=== What is asked ===
Scan the listing below for the word "polis" and state how many lines hold it. Write nothing but the number.

━━ Records for the exercise

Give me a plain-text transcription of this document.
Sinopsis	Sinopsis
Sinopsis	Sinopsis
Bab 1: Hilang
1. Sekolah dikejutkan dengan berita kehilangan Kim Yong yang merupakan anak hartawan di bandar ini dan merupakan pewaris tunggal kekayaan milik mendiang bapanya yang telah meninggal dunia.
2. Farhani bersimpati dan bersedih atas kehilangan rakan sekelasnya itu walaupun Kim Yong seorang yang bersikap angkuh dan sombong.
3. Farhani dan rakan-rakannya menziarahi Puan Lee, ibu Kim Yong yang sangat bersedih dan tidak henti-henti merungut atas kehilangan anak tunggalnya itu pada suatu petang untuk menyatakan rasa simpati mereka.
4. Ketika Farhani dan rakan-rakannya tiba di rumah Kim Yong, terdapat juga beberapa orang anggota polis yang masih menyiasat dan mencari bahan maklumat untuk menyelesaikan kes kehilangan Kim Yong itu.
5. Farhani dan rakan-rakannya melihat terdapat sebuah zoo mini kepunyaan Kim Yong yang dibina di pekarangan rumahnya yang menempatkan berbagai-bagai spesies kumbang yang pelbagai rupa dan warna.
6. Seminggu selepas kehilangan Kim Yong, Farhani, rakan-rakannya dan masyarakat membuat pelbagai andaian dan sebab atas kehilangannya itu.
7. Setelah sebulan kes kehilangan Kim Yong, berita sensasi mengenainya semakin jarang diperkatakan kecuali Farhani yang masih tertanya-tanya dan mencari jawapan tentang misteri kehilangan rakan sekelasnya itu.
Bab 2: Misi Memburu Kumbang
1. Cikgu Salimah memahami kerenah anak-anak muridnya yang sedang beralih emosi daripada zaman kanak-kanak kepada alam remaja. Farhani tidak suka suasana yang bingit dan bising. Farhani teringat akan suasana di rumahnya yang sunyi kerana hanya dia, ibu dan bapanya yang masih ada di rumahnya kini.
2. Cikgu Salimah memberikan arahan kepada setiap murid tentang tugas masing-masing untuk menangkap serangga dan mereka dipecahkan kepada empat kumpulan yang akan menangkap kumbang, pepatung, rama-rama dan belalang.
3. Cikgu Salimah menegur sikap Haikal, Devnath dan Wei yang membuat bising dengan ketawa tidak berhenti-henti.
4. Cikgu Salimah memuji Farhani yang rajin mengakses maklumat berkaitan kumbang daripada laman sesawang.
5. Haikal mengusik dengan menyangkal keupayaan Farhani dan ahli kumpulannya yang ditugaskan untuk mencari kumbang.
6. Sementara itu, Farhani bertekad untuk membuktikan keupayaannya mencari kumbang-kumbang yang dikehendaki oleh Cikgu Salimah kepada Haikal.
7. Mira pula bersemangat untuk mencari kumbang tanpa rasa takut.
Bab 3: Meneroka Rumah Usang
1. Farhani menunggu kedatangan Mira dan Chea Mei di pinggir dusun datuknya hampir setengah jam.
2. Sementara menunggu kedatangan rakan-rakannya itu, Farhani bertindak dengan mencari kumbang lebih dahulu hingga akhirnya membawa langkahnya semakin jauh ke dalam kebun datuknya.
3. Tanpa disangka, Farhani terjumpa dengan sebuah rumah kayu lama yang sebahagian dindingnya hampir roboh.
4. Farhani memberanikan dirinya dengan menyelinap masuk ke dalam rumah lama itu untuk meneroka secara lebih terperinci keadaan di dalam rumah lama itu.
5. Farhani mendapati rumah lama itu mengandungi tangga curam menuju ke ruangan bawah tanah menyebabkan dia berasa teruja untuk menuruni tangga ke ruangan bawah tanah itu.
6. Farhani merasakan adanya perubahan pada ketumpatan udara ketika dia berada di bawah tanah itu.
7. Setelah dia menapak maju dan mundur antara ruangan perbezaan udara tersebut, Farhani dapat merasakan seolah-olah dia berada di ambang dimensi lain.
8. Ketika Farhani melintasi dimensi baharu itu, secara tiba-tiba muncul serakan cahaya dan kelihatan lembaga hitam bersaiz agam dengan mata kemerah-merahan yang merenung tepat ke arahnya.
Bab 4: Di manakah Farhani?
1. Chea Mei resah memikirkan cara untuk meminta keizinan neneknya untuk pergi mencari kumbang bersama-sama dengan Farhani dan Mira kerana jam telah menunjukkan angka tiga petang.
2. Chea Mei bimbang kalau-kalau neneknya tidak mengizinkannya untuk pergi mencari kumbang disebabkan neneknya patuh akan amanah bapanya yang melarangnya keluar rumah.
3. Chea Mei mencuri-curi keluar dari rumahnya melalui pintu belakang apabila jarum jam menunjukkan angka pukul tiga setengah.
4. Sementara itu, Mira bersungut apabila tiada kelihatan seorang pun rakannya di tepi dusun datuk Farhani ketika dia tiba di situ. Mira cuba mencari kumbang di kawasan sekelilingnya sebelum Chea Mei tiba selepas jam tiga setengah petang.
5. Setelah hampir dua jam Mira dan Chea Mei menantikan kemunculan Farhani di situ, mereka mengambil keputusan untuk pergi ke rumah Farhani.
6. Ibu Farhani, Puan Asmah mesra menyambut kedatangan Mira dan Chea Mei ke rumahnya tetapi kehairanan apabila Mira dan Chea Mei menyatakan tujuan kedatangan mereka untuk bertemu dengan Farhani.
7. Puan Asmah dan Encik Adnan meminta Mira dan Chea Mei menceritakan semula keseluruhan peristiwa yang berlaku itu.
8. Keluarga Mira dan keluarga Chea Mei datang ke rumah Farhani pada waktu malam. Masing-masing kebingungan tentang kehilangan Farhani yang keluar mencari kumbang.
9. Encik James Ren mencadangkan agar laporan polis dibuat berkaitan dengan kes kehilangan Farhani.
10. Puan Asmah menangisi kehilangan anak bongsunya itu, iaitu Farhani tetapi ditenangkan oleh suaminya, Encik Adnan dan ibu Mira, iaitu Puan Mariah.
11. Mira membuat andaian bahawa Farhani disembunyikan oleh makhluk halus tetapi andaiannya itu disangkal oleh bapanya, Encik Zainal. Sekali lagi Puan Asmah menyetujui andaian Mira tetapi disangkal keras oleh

━━━━

=== Expected output ===
2